■ Required task
Which lines hold the word "Difference"? Copy each of them.

(Records that describe figures)
• • •
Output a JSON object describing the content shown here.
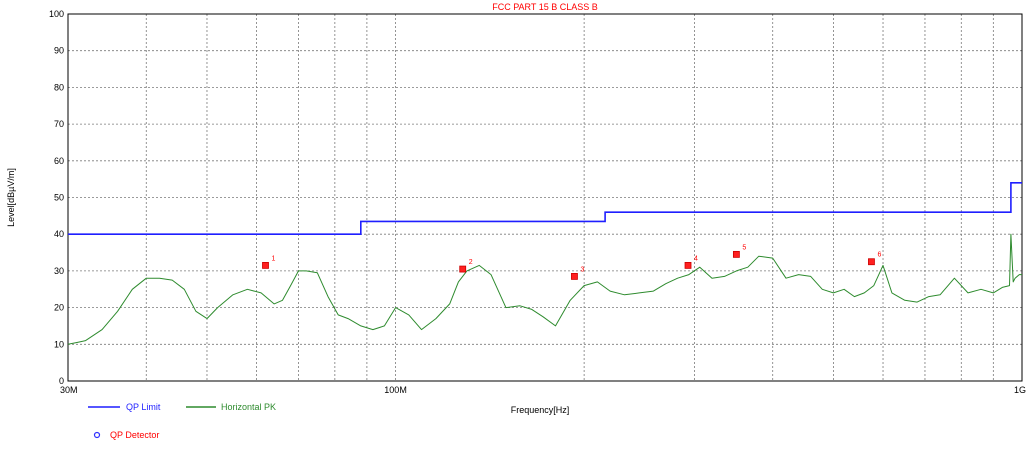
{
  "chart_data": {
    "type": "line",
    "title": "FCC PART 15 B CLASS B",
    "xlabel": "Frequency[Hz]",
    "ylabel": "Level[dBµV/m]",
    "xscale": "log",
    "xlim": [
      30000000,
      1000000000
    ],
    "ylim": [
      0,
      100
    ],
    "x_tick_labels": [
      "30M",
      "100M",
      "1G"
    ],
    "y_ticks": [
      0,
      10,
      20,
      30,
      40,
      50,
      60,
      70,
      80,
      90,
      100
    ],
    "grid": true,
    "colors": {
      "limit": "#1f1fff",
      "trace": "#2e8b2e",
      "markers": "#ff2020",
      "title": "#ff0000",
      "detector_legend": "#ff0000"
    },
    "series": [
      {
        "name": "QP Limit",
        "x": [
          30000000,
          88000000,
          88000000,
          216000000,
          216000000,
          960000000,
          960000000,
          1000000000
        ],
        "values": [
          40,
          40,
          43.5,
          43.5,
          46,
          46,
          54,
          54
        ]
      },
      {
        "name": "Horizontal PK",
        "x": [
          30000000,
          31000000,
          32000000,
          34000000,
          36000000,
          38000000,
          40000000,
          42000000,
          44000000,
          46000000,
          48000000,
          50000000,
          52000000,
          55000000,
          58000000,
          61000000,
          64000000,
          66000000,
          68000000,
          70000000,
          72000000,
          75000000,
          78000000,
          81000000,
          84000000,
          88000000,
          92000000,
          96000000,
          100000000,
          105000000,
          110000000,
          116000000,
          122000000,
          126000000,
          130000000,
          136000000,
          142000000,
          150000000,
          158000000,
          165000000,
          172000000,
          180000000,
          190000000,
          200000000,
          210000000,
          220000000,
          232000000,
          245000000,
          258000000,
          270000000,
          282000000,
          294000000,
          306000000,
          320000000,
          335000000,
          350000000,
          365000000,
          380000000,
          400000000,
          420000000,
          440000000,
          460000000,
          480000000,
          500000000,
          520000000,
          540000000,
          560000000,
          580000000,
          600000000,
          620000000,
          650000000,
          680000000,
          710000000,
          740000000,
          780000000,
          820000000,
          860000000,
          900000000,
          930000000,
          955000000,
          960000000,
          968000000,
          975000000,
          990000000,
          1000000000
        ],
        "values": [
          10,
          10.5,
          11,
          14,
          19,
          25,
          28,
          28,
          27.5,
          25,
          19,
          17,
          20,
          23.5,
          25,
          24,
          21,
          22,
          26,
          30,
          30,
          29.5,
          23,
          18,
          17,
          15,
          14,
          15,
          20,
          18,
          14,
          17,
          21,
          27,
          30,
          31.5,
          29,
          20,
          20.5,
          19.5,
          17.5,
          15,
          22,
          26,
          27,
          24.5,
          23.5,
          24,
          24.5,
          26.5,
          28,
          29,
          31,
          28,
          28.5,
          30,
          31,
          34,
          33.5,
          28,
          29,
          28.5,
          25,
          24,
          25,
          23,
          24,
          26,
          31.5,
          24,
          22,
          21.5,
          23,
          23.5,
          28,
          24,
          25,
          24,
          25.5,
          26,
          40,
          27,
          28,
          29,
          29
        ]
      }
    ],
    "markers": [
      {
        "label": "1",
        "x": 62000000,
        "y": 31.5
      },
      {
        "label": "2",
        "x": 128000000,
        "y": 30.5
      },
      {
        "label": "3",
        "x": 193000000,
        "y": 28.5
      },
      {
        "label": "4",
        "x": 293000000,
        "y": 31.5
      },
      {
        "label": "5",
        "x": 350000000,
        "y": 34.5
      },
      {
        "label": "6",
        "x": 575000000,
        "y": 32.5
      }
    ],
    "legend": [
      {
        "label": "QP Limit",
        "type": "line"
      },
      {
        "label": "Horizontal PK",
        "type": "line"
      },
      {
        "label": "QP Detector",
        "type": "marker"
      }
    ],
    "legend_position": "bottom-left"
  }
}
• • •
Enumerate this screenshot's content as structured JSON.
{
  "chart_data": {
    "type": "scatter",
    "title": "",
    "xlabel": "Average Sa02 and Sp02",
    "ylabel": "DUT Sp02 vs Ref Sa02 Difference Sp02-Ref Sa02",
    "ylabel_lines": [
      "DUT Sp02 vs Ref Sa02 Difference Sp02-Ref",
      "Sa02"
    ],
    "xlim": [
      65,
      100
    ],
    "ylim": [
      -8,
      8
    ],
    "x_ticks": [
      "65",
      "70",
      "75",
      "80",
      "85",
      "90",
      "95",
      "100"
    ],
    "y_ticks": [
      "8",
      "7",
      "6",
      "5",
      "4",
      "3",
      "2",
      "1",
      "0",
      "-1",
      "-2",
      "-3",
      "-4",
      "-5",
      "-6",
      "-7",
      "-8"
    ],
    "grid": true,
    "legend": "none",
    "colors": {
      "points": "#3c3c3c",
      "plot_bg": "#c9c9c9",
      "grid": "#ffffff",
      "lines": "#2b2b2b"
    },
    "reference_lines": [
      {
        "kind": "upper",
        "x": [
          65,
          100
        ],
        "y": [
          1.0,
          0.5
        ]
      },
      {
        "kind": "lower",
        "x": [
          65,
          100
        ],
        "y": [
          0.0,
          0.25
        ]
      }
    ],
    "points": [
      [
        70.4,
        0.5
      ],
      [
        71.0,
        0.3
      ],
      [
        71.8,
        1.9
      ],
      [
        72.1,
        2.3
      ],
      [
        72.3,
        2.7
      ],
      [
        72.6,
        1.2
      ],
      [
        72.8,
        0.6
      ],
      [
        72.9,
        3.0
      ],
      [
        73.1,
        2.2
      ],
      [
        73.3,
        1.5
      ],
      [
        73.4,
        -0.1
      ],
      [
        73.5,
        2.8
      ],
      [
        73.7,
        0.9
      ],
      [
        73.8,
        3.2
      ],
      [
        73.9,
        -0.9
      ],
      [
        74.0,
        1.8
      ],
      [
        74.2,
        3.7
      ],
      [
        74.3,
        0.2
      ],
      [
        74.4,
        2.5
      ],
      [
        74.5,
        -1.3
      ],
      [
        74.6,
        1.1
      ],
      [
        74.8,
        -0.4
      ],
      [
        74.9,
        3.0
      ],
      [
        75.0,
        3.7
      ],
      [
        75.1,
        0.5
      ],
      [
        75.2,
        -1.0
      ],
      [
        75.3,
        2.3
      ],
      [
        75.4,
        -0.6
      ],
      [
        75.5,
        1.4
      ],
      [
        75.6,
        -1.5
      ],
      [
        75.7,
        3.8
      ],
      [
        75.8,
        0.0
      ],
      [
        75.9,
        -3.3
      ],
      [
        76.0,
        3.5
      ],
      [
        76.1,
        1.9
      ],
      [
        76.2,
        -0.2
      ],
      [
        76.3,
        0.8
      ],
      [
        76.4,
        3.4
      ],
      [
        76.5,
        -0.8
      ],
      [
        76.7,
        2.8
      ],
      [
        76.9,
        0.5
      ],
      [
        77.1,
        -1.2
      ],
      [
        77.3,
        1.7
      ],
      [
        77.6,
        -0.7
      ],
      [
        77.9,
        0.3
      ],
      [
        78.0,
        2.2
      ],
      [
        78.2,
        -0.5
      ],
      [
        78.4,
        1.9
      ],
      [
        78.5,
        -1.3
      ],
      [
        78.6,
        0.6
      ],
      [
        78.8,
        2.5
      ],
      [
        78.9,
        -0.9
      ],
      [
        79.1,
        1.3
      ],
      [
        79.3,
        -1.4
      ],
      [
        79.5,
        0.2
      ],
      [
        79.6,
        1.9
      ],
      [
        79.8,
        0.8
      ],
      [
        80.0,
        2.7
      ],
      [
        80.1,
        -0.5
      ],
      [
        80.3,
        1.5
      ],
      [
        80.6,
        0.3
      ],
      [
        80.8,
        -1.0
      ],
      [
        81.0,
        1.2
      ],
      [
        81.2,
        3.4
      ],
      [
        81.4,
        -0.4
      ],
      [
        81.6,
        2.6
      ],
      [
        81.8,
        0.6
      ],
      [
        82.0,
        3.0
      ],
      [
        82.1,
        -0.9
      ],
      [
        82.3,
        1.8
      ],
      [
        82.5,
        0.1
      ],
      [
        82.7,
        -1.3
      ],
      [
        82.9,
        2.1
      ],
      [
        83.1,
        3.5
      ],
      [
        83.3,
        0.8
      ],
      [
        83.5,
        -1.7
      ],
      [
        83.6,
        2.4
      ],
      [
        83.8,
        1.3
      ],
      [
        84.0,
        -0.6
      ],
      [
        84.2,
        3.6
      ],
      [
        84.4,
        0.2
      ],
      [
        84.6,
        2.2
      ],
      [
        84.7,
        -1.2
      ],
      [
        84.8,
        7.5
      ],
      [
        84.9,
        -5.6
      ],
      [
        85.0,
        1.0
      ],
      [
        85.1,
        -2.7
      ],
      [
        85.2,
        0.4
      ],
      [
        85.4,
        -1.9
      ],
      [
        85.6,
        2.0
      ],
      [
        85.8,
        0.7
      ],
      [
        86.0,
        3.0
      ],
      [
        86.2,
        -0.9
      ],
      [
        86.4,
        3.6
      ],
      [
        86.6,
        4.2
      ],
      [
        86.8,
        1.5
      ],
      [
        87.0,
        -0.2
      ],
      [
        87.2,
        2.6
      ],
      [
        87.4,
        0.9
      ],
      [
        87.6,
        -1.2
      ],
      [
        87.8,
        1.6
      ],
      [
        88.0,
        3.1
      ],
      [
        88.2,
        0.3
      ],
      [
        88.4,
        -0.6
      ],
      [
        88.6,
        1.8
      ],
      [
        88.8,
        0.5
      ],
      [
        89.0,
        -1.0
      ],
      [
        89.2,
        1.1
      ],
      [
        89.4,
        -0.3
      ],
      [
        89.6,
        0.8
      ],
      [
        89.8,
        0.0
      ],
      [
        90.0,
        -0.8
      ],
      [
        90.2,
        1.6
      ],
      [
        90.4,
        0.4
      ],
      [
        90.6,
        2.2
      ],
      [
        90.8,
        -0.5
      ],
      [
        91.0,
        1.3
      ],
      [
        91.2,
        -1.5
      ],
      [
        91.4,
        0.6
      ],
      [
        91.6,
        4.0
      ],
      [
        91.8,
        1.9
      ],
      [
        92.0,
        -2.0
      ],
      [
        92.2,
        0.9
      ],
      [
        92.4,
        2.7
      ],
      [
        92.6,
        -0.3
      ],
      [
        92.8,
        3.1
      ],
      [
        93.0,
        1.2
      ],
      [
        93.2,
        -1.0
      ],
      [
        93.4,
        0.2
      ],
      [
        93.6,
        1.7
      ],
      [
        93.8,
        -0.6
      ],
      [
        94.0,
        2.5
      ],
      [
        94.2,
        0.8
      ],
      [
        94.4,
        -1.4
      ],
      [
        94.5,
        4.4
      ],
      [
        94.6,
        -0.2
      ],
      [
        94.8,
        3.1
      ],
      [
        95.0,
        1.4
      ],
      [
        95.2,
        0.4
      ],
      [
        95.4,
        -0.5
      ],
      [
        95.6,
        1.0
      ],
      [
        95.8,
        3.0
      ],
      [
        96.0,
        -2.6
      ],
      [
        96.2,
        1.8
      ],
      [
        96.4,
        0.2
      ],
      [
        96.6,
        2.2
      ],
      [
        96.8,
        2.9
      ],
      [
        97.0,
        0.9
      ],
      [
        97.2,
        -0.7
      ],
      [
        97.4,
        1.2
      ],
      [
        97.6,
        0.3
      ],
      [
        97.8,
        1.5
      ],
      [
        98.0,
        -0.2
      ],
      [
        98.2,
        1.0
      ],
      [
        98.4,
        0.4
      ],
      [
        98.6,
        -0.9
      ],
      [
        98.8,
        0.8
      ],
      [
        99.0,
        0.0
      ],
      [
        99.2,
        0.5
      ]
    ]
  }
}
• • •
■ Complete output
    "ylabel": "DUT Sp02 vs Ref Sa02 Difference Sp02-Ref Sa02",
      "DUT Sp02 vs Ref Sa02 Difference Sp02-Ref",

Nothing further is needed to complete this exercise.